* YOUR GOAL *
Omit all pictures, then retype the data exactly as given.

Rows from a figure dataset

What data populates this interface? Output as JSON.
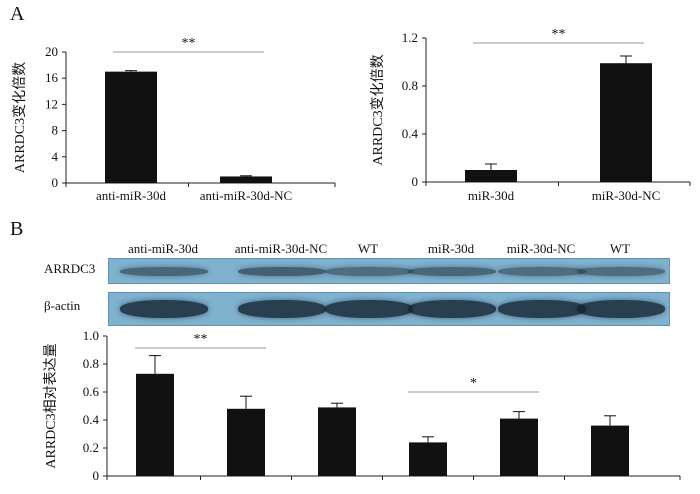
{
  "panel_labels": {
    "a": "A",
    "b": "B"
  },
  "blot": {
    "lanes": [
      "anti-miR-30d",
      "anti-miR-30d-NC",
      "WT",
      "miR-30d",
      "miR-30d-NC",
      "WT"
    ],
    "rows": [
      {
        "label": "ARRDC3",
        "band_intensity": [
          0.55,
          0.6,
          0.5,
          0.55,
          0.5,
          0.5
        ]
      },
      {
        "label": "β-actin",
        "band_intensity": [
          0.85,
          0.85,
          0.85,
          0.85,
          0.85,
          0.85
        ]
      }
    ]
  },
  "chart_data": [
    {
      "type": "bar",
      "panel": "A-left",
      "categories": [
        "anti-miR-30d",
        "anti-miR-30d-NC"
      ],
      "values": [
        17,
        1
      ],
      "errors": [
        0.15,
        0.1
      ],
      "ylabel": "ARRDC3变化倍数",
      "xlabel": "",
      "ylim": [
        0,
        20
      ],
      "yticks": [
        "0",
        "4",
        "8",
        "12",
        "16",
        "20"
      ],
      "significance": [
        {
          "from": 0,
          "to": 1,
          "label": "**"
        }
      ],
      "grid": false
    },
    {
      "type": "bar",
      "panel": "A-right",
      "categories": [
        "miR-30d",
        "miR-30d-NC"
      ],
      "values": [
        0.1,
        0.99
      ],
      "errors": [
        0.05,
        0.06
      ],
      "ylabel": "ARRDC3变化倍数",
      "xlabel": "",
      "ylim": [
        0,
        1.2
      ],
      "yticks": [
        "0",
        "0.4",
        "0.8",
        "1.2"
      ],
      "significance": [
        {
          "from": 0,
          "to": 1,
          "label": "**"
        }
      ],
      "grid": false
    },
    {
      "type": "bar",
      "panel": "B",
      "categories": [
        "anti-miR-30d",
        "anti-miR-30d-NC",
        "WT",
        "miR-30d",
        "miR-30d-NC",
        "WT"
      ],
      "values": [
        0.73,
        0.48,
        0.49,
        0.24,
        0.41,
        0.36
      ],
      "errors": [
        0.13,
        0.09,
        0.03,
        0.04,
        0.05,
        0.07
      ],
      "ylabel": "ARRDC3相对表达量",
      "xlabel": "",
      "ylim": [
        0,
        1.0
      ],
      "yticks": [
        "0",
        "0.2",
        "0.4",
        "0.6",
        "0.8",
        "1.0"
      ],
      "significance": [
        {
          "from": 0,
          "to": 1,
          "label": "**"
        },
        {
          "from": 3,
          "to": 4,
          "label": "*"
        }
      ],
      "grid": false
    }
  ]
}
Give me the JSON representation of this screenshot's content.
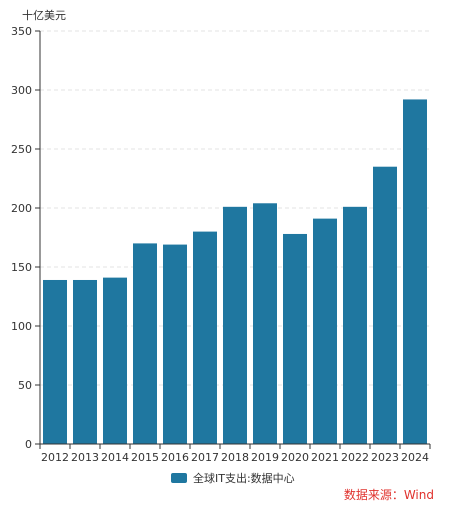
{
  "chart_data": {
    "type": "bar",
    "categories": [
      "2012",
      "2013",
      "2014",
      "2015",
      "2016",
      "2017",
      "2018",
      "2019",
      "2020",
      "2021",
      "2022",
      "2023",
      "2024"
    ],
    "series": [
      {
        "name": "全球IT支出:数据中心",
        "values": [
          139,
          139,
          141,
          170,
          169,
          180,
          201,
          204,
          178,
          191,
          201,
          235,
          292
        ],
        "color": "#1f77a0"
      }
    ],
    "y_unit_label": "十亿美元",
    "ylim": [
      0,
      350
    ],
    "yticks": [
      0,
      50,
      100,
      150,
      200,
      250,
      300,
      350
    ],
    "grid": "horizontal-dashed",
    "legend_position": "bottom-center"
  },
  "legend": {
    "label": "全球IT支出:数据中心",
    "color": "#1f77a0"
  },
  "source": {
    "text": "数据来源：Wind"
  },
  "colors": {
    "axis": "#333333",
    "grid": "#e3e3e3"
  }
}
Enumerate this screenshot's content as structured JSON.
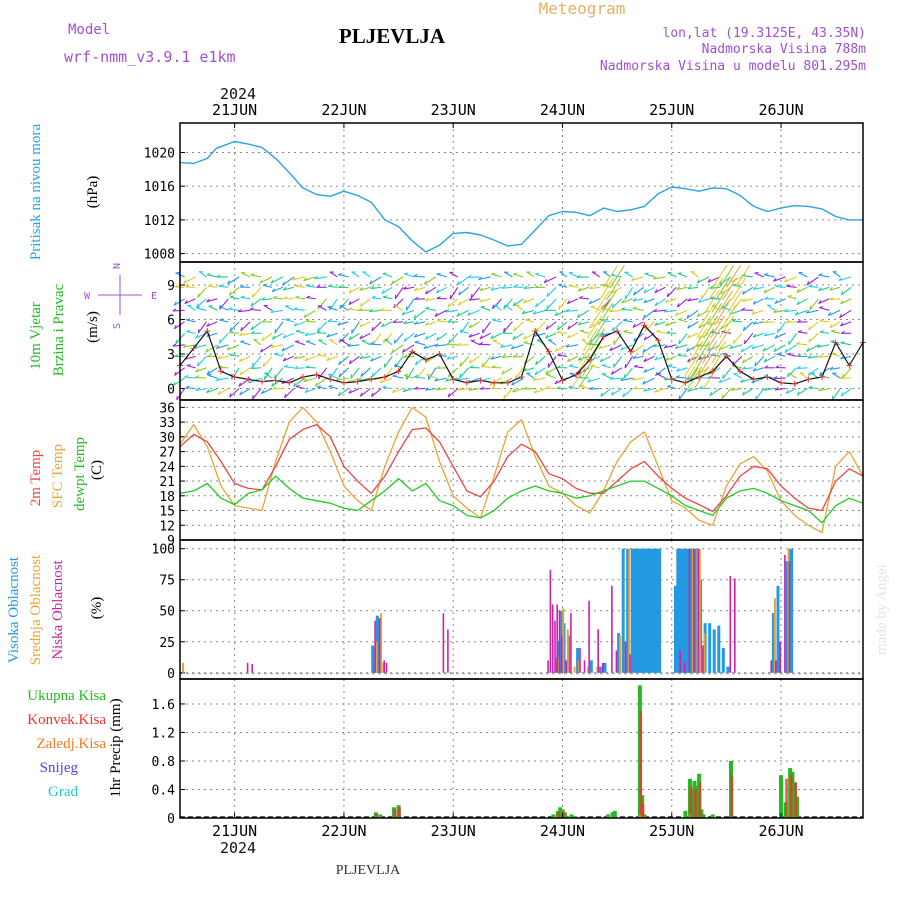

* RESULT FOR THIS TASK *
What data populates this interface? Output as JSON.
{
  "panel_labels": {
    "a": "A",
    "b": "B"
  },
  "blot": {
    "lanes": [
      "anti-miR-30d",
      "anti-miR-30d-NC",
      "WT",
      "miR-30d",
      "miR-30d-NC",
      "WT"
    ],
    "rows": [
      {
        "label": "ARRDC3",
        "band_intensity": [
          0.55,
          0.6,
          0.5,
          0.55,
          0.5,
          0.5
        ]
      },
      {
        "label": "β-actin",
        "band_intensity": [
          0.85,
          0.85,
          0.85,
          0.85,
          0.85,
          0.85
        ]
      }
    ]
  },
  "chart_data": [
    {
      "type": "bar",
      "panel": "A-left",
      "categories": [
        "anti-miR-30d",
        "anti-miR-30d-NC"
      ],
      "values": [
        17,
        1
      ],
      "errors": [
        0.15,
        0.1
      ],
      "ylabel": "ARRDC3变化倍数",
      "xlabel": "",
      "ylim": [
        0,
        20
      ],
      "yticks": [
        "0",
        "4",
        "8",
        "12",
        "16",
        "20"
      ],
      "significance": [
        {
          "from": 0,
          "to": 1,
          "label": "**"
        }
      ],
      "grid": false
    },
    {
      "type": "bar",
      "panel": "A-right",
      "categories": [
        "miR-30d",
        "miR-30d-NC"
      ],
      "values": [
        0.1,
        0.99
      ],
      "errors": [
        0.05,
        0.06
      ],
      "ylabel": "ARRDC3变化倍数",
      "xlabel": "",
      "ylim": [
        0,
        1.2
      ],
      "yticks": [
        "0",
        "0.4",
        "0.8",
        "1.2"
      ],
      "significance": [
        {
          "from": 0,
          "to": 1,
          "label": "**"
        }
      ],
      "grid": false
    },
    {
      "type": "bar",
      "panel": "B",
      "categories": [
        "anti-miR-30d",
        "anti-miR-30d-NC",
        "WT",
        "miR-30d",
        "miR-30d-NC",
        "WT"
      ],
      "values": [
        0.73,
        0.48,
        0.49,
        0.24,
        0.41,
        0.36
      ],
      "errors": [
        0.13,
        0.09,
        0.03,
        0.04,
        0.05,
        0.07
      ],
      "ylabel": "ARRDC3相对表达量",
      "xlabel": "",
      "ylim": [
        0,
        1.0
      ],
      "yticks": [
        "0",
        "0.2",
        "0.4",
        "0.6",
        "0.8",
        "1.0"
      ],
      "significance": [
        {
          "from": 0,
          "to": 1,
          "label": "**"
        },
        {
          "from": 3,
          "to": 4,
          "label": "*"
        }
      ],
      "grid": false
    }
  ]
}
Give me the JSON representation of this screenshot's content.
{
  "chart_data": {
    "type": "bar",
    "categories": [
      "2012",
      "2013",
      "2014",
      "2015",
      "2016",
      "2017",
      "2018",
      "2019",
      "2020",
      "2021",
      "2022",
      "2023",
      "2024"
    ],
    "series": [
      {
        "name": "全球IT支出:数据中心",
        "values": [
          139,
          139,
          141,
          170,
          169,
          180,
          201,
          204,
          178,
          191,
          201,
          235,
          292
        ],
        "color": "#1f77a0"
      }
    ],
    "y_unit_label": "十亿美元",
    "ylim": [
      0,
      350
    ],
    "yticks": [
      0,
      50,
      100,
      150,
      200,
      250,
      300,
      350
    ],
    "grid": "horizontal-dashed",
    "legend_position": "bottom-center"
  },
  "legend": {
    "label": "全球IT支出:数据中心",
    "color": "#1f77a0"
  },
  "source": {
    "text": "数据来源：Wind"
  },
  "colors": {
    "axis": "#333333",
    "grid": "#e3e3e3"
  }
}
Enumerate this screenshot's content as structured JSON.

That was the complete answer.